# START OF Document excerpt
Exporting: getting the model out of Python
Everything so far assumes the consumer of your model runs Python with PyTorch installed. Often they don’t: a C++ service, a mobile app, a Java shop that standardized on ONNX Runtime. Exporting converts your model into a self-contained graph another runtime can execute.
TorchScript is the classic path, and you’ll see it everywhere in existing codebases. Two flavors:
model_cpu = build_model()
model_cpu.load_state_dict(torch.load("resnet18_finetuned.pt",
map_location="cpu", weights_only=True))
model_cpu.eval()
example = torch.randn(1, 3, 224, 224)
# trace: RUN the model once, record the ops that executed
traced = torch.jit.trace(model_cpu, example)
traced.save("resnet18_traced.pt")
# later, anywhere (no build_model() needed — architecture is in the file):
loaded = torch.jit.load("resnet18_traced.pt")The trap with tracing: it records one execution path. Any if that depends on tensor values gets frozen at whatever branch the example input took — silently. A model with if x.mean() > 0: ... traced with a positive-mean example will take that branch forever. torch.jit.script compiles the actual Python source instead, preserving control flow, but chokes on dynamic Python. Rule of thumb: trace pure feed-forward models like our ResNet; anything with data-dependent branching needs script — or better, the modern path:
torch.export is the PyTorch 2.x successor. It uses the same graph-capture machinery as torch.compile (Dynamo) to produce a full, sound graph — and errors loudly on data-dependent control flow instead of silently baking in a branch:
ep = torch.export.export(model_cpu, (example,))
torch.export.save(ep, "resnet18.pt2")
print(type(ep))<class 'torch.export.exported_program.ExportedProgram'>
An ExportedProgram is the input to downstream compilers: AOTInductor for server binaries, ExecuTorch for mobile/edge. For this course, know that it exists and that new projects should prefer it over TorchScript.
ONNX is the lingua franca when the target isn’t PyTorch at all. The modern exporter rides on torch.export under the hood:
torch.onnx.export(
model_cpu, (example,), "resnet18.onnx",
input_names=["image"], output_names=["logits"],
dynamo=True, # the modern torch.export-based path
)An export you haven’t verified is a rumor. Always check numerical parity against the original:
import onnxruntime as ort # pip install onnxruntime
import numpy as np
sess = ort.InferenceSession("resnet18.onnx")
onnx_out = sess.run(None, {"image": example.numpy()})[0]
with torch.inference_mode():
torch_out = model_cpu(example).numpy()
np.testing.assert_allclose(torch_out, onnx_out, rtol=1e-3, atol=1e-5)
print("max abs diff:", np.abs(torch_out - onnx_out).max())max abs diff: 2.3841858e-06
Tiny float discrepancies are normal (different kernels, different op fusion); large ones mean an unsupported op got approximated and you must not ship.
| Path | Artifact | Needs Python? | Best for | Watch out for |
|---|---|---|---|---|
state_dict + code |
.pt weights |
Yes | Python services, resuming training | Architecture must match exactly |
| TorchScript | self-contained .pt |
No (libtorch) | Existing C++ deployments | Tracing freezes control flow silently |
torch.export |
.pt2 ExportedProgram |
No (via AOTInductor/ExecuTorch) | New PyTorch 2.x pipelines, mobile | Errors on dynamic Python (by design) |
| ONNX | .onnx graph |
No | Non-PyTorch runtimes, TensorRT | Verify parity; op coverage |
For this lesson’s server we stay on the first row — a Python service loading a state_dict is the simplest thing that works, and simplest-that-works is the correct engineering default.
# END OF Document excerpt
# START OF Raw records
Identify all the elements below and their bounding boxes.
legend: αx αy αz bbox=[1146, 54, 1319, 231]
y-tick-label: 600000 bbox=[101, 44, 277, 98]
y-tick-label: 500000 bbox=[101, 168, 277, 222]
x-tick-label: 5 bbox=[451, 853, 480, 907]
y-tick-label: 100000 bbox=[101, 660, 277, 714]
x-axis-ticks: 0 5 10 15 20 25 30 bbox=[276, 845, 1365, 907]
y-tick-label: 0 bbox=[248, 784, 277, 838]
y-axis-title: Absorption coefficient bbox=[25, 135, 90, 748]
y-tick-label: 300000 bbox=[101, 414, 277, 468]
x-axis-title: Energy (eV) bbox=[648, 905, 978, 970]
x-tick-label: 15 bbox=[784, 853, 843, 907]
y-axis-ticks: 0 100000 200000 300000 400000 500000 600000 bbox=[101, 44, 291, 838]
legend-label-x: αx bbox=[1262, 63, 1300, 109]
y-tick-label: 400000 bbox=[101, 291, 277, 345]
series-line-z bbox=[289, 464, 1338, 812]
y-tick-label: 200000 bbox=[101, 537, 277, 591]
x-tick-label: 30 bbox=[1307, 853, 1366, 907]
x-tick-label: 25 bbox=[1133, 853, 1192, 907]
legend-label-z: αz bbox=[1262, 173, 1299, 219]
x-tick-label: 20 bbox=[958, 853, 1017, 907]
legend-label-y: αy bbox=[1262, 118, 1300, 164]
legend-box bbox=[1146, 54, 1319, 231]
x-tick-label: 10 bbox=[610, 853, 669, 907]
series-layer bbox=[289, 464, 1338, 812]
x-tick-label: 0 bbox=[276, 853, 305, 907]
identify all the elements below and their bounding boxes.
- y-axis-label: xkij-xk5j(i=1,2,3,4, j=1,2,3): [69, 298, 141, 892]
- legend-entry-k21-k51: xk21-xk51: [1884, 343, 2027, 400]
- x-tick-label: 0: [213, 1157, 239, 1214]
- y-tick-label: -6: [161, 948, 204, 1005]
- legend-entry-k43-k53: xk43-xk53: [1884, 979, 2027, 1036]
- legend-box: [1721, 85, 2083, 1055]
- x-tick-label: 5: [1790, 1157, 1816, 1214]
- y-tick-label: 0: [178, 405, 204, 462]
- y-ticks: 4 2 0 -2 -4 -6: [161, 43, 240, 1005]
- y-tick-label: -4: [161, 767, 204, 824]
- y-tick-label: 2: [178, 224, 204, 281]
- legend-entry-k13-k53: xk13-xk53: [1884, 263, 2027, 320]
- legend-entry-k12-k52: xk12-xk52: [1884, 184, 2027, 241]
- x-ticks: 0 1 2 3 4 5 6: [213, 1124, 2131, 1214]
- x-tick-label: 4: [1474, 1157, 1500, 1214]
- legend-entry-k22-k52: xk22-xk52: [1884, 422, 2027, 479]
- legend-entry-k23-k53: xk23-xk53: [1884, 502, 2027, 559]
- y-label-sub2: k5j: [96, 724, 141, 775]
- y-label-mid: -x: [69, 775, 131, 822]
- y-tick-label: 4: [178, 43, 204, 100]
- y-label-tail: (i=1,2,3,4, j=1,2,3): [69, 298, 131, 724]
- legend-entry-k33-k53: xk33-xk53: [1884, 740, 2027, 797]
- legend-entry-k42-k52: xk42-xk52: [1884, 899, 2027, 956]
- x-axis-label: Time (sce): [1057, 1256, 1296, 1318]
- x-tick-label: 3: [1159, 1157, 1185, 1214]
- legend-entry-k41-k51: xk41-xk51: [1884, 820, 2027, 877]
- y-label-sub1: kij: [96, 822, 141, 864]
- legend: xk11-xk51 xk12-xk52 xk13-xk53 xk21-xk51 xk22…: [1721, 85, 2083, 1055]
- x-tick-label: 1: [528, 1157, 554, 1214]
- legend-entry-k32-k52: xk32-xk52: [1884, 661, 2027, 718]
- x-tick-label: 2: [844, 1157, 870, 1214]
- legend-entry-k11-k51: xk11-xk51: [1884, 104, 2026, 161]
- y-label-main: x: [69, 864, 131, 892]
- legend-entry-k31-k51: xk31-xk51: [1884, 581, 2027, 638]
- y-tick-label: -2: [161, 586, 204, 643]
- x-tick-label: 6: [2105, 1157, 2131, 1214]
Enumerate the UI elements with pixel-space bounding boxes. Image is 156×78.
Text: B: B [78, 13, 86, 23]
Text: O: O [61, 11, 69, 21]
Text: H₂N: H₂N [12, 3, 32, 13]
# END OF Raw records
To do |
1. From the PyTorch export guide, write out the part starting with "TorchScript is the" and going on through "3, 224, 224)", substituting "cpu_model" for each "model_cpu".
2. Answer these questions from the PyTorch export guide:
(a) What file name is the ExportedProgram saved under?
(b) According to the guide, how many execution paths does tracing record?
(c) What command does the guide give for installing onnxruntime?

Task-by-task results |
1.
TorchScript is the classic path, and you’ll see it everywhere in existing codebases. Two flavors:
cpu_model = build_model()
cpu_model.load_state_dict(torch.load("resnet18_finetuned.pt",
map_location="cpu", weights_only=True))
cpu_model.eval()
example = torch.randn(1, 3, 224, 224)

2.
(a) resnet18.pt2
(b) One
(c) pip install onnxruntime